## WORK TO BE COMPLETED
Figure out the number of lines in the data that hold the string "name". Reply with that figure only.

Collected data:
-- Opening Marker --
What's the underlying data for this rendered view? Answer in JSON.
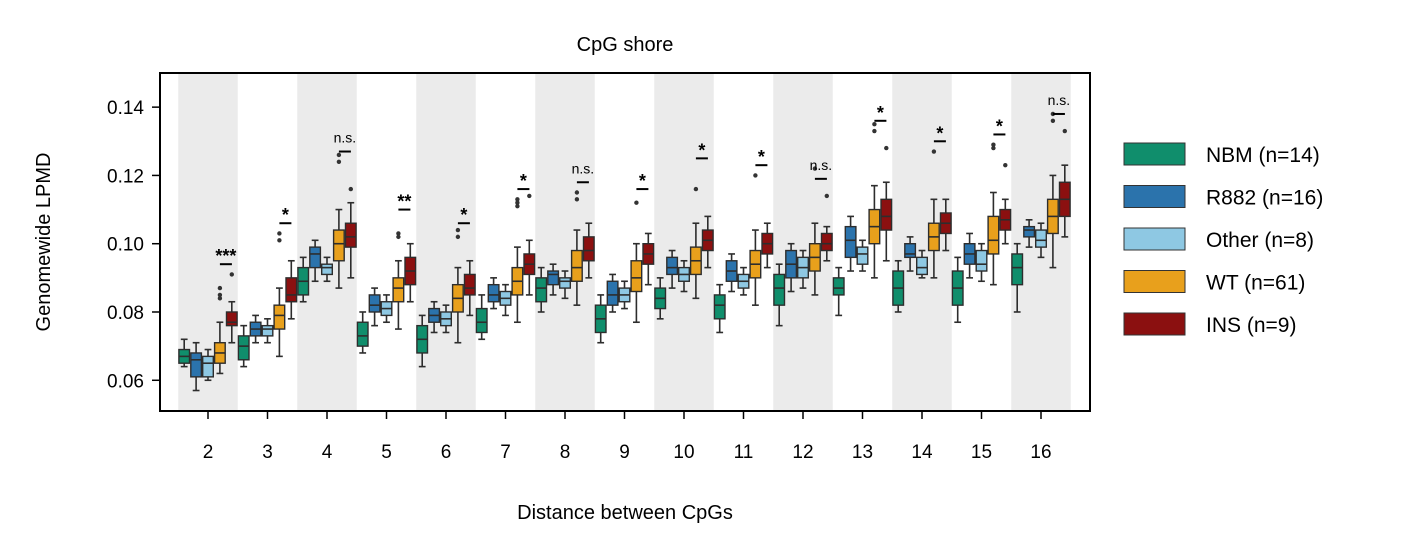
{
  "chart_data": {
    "type": "box",
    "title": "CpG shore",
    "xlabel": "Distance between CpGs",
    "ylabel": "Genomewide LPMD",
    "ylim": [
      0.051,
      0.15
    ],
    "yticks": [
      0.06,
      0.08,
      0.1,
      0.12,
      0.14
    ],
    "ytick_labels": [
      "0.06",
      "0.08",
      "0.10",
      "0.12",
      "0.14"
    ],
    "categories": [
      "2",
      "3",
      "4",
      "5",
      "6",
      "7",
      "8",
      "9",
      "10",
      "11",
      "12",
      "13",
      "14",
      "15",
      "16"
    ],
    "alternating_band_color": "#ebebeb",
    "legend_position": "right",
    "series": [
      {
        "name": "NBM (n=14)",
        "color": "#108e6c",
        "boxes": [
          [
            0.064,
            0.065,
            0.067,
            0.069,
            0.072
          ],
          [
            0.064,
            0.066,
            0.07,
            0.073,
            0.076
          ],
          [
            0.083,
            0.085,
            0.089,
            0.093,
            0.096
          ],
          [
            0.068,
            0.07,
            0.073,
            0.077,
            0.08
          ],
          [
            0.064,
            0.068,
            0.072,
            0.076,
            0.079
          ],
          [
            0.072,
            0.074,
            0.077,
            0.081,
            0.085
          ],
          [
            0.08,
            0.083,
            0.087,
            0.09,
            0.093
          ],
          [
            0.071,
            0.074,
            0.078,
            0.082,
            0.085
          ],
          [
            0.078,
            0.081,
            0.084,
            0.087,
            0.09
          ],
          [
            0.074,
            0.078,
            0.082,
            0.085,
            0.088
          ],
          [
            0.076,
            0.082,
            0.087,
            0.091,
            0.094
          ],
          [
            0.079,
            0.085,
            0.087,
            0.09,
            0.093
          ],
          [
            0.08,
            0.082,
            0.087,
            0.092,
            0.095
          ],
          [
            0.077,
            0.082,
            0.087,
            0.092,
            0.096
          ],
          [
            0.08,
            0.088,
            0.093,
            0.097,
            0.1
          ]
        ]
      },
      {
        "name": "R882 (n=16)",
        "color": "#2b73ac",
        "boxes": [
          [
            0.057,
            0.061,
            0.066,
            0.068,
            0.071
          ],
          [
            0.071,
            0.073,
            0.075,
            0.077,
            0.079
          ],
          [
            0.089,
            0.093,
            0.097,
            0.099,
            0.101
          ],
          [
            0.076,
            0.08,
            0.082,
            0.085,
            0.087
          ],
          [
            0.074,
            0.077,
            0.079,
            0.081,
            0.083
          ],
          [
            0.081,
            0.083,
            0.085,
            0.088,
            0.09
          ],
          [
            0.085,
            0.088,
            0.091,
            0.092,
            0.094
          ],
          [
            0.08,
            0.082,
            0.085,
            0.089,
            0.091
          ],
          [
            0.087,
            0.091,
            0.093,
            0.096,
            0.098
          ],
          [
            0.086,
            0.089,
            0.092,
            0.095,
            0.097
          ],
          [
            0.086,
            0.09,
            0.094,
            0.098,
            0.1
          ],
          [
            0.092,
            0.096,
            0.101,
            0.105,
            0.108
          ],
          [
            0.092,
            0.096,
            0.097,
            0.1,
            0.102
          ],
          [
            0.09,
            0.094,
            0.097,
            0.1,
            0.103
          ],
          [
            0.099,
            0.102,
            0.104,
            0.105,
            0.107
          ]
        ]
      },
      {
        "name": "Other (n=8)",
        "color": "#8ec8e3",
        "boxes": [
          [
            0.06,
            0.061,
            0.065,
            0.067,
            0.069
          ],
          [
            0.071,
            0.073,
            0.075,
            0.076,
            0.078
          ],
          [
            0.089,
            0.091,
            0.093,
            0.094,
            0.096
          ],
          [
            0.077,
            0.079,
            0.081,
            0.083,
            0.085
          ],
          [
            0.074,
            0.076,
            0.078,
            0.08,
            0.082
          ],
          [
            0.079,
            0.082,
            0.084,
            0.086,
            0.088
          ],
          [
            0.084,
            0.087,
            0.089,
            0.09,
            0.092
          ],
          [
            0.081,
            0.083,
            0.085,
            0.087,
            0.089
          ],
          [
            0.086,
            0.089,
            0.091,
            0.093,
            0.095
          ],
          [
            0.085,
            0.087,
            0.089,
            0.091,
            0.093
          ],
          [
            0.087,
            0.09,
            0.093,
            0.096,
            0.098
          ],
          [
            0.092,
            0.094,
            0.097,
            0.099,
            0.101
          ],
          [
            0.09,
            0.091,
            0.093,
            0.096,
            0.098
          ],
          [
            0.089,
            0.092,
            0.094,
            0.098,
            0.1
          ],
          [
            0.096,
            0.099,
            0.101,
            0.104,
            0.106
          ]
        ]
      },
      {
        "name": "WT (n=61)",
        "color": "#e8a01c",
        "boxes": [
          [
            0.062,
            0.065,
            0.068,
            0.071,
            0.077
          ],
          [
            0.067,
            0.075,
            0.079,
            0.082,
            0.087
          ],
          [
            0.087,
            0.095,
            0.1,
            0.104,
            0.11
          ],
          [
            0.075,
            0.083,
            0.087,
            0.09,
            0.095
          ],
          [
            0.071,
            0.08,
            0.084,
            0.088,
            0.093
          ],
          [
            0.077,
            0.085,
            0.089,
            0.093,
            0.099
          ],
          [
            0.082,
            0.089,
            0.093,
            0.098,
            0.104
          ],
          [
            0.077,
            0.086,
            0.09,
            0.095,
            0.1
          ],
          [
            0.084,
            0.091,
            0.095,
            0.099,
            0.106
          ],
          [
            0.082,
            0.09,
            0.094,
            0.098,
            0.104
          ],
          [
            0.085,
            0.092,
            0.096,
            0.1,
            0.106
          ],
          [
            0.09,
            0.1,
            0.105,
            0.11,
            0.117
          ],
          [
            0.09,
            0.098,
            0.102,
            0.106,
            0.113
          ],
          [
            0.088,
            0.097,
            0.101,
            0.108,
            0.115
          ],
          [
            0.093,
            0.103,
            0.108,
            0.113,
            0.12
          ]
        ],
        "outliers": [
          [
            0.087,
            0.085,
            0.084
          ],
          [
            0.103,
            0.101
          ],
          [
            0.124,
            0.126
          ],
          [
            0.103,
            0.102
          ],
          [
            0.104,
            0.102
          ],
          [
            0.113,
            0.111,
            0.112
          ],
          [
            0.115,
            0.113
          ],
          [
            0.112
          ],
          [
            0.116
          ],
          [
            0.12
          ],
          [
            0.122
          ],
          [
            0.133,
            0.135
          ],
          [
            0.127
          ],
          [
            0.129,
            0.128
          ],
          [
            0.136,
            0.138
          ]
        ]
      },
      {
        "name": "INS (n=9)",
        "color": "#8b1010",
        "boxes": [
          [
            0.071,
            0.076,
            0.077,
            0.08,
            0.083
          ],
          [
            0.078,
            0.083,
            0.085,
            0.09,
            0.095
          ],
          [
            0.09,
            0.099,
            0.102,
            0.106,
            0.112
          ],
          [
            0.083,
            0.088,
            0.092,
            0.096,
            0.1
          ],
          [
            0.079,
            0.085,
            0.087,
            0.091,
            0.095
          ],
          [
            0.085,
            0.091,
            0.094,
            0.097,
            0.101
          ],
          [
            0.09,
            0.095,
            0.098,
            0.102,
            0.106
          ],
          [
            0.088,
            0.094,
            0.097,
            0.1,
            0.103
          ],
          [
            0.093,
            0.098,
            0.101,
            0.104,
            0.108
          ],
          [
            0.093,
            0.097,
            0.1,
            0.103,
            0.106
          ],
          [
            0.095,
            0.098,
            0.1,
            0.103,
            0.105
          ],
          [
            0.095,
            0.104,
            0.108,
            0.113,
            0.118
          ],
          [
            0.098,
            0.103,
            0.106,
            0.109,
            0.113
          ],
          [
            0.1,
            0.104,
            0.107,
            0.11,
            0.113
          ],
          [
            0.102,
            0.108,
            0.113,
            0.118,
            0.123
          ]
        ],
        "outliers": [
          [
            0.091
          ],
          [],
          [
            0.116
          ],
          [],
          [],
          [
            0.114
          ],
          [],
          [],
          [],
          [],
          [
            0.114
          ],
          [
            0.128
          ],
          [],
          [
            0.123
          ],
          [
            0.133
          ]
        ]
      }
    ],
    "significance": [
      {
        "category": "2",
        "label": "***",
        "y": 0.094
      },
      {
        "category": "3",
        "label": "*",
        "y": 0.106
      },
      {
        "category": "4",
        "label": "n.s.",
        "y": 0.127
      },
      {
        "category": "5",
        "label": "**",
        "y": 0.11
      },
      {
        "category": "6",
        "label": "*",
        "y": 0.106
      },
      {
        "category": "7",
        "label": "*",
        "y": 0.116
      },
      {
        "category": "8",
        "label": "n.s.",
        "y": 0.118
      },
      {
        "category": "9",
        "label": "*",
        "y": 0.116
      },
      {
        "category": "10",
        "label": "*",
        "y": 0.125
      },
      {
        "category": "11",
        "label": "*",
        "y": 0.123
      },
      {
        "category": "12",
        "label": "n.s.",
        "y": 0.119
      },
      {
        "category": "13",
        "label": "*",
        "y": 0.136
      },
      {
        "category": "14",
        "label": "*",
        "y": 0.13
      },
      {
        "category": "15",
        "label": "*",
        "y": 0.132
      },
      {
        "category": "16",
        "label": "n.s.",
        "y": 0.138
      }
    ]
  }
}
-- Closing Marker --
## THE COMPLETED TASK
5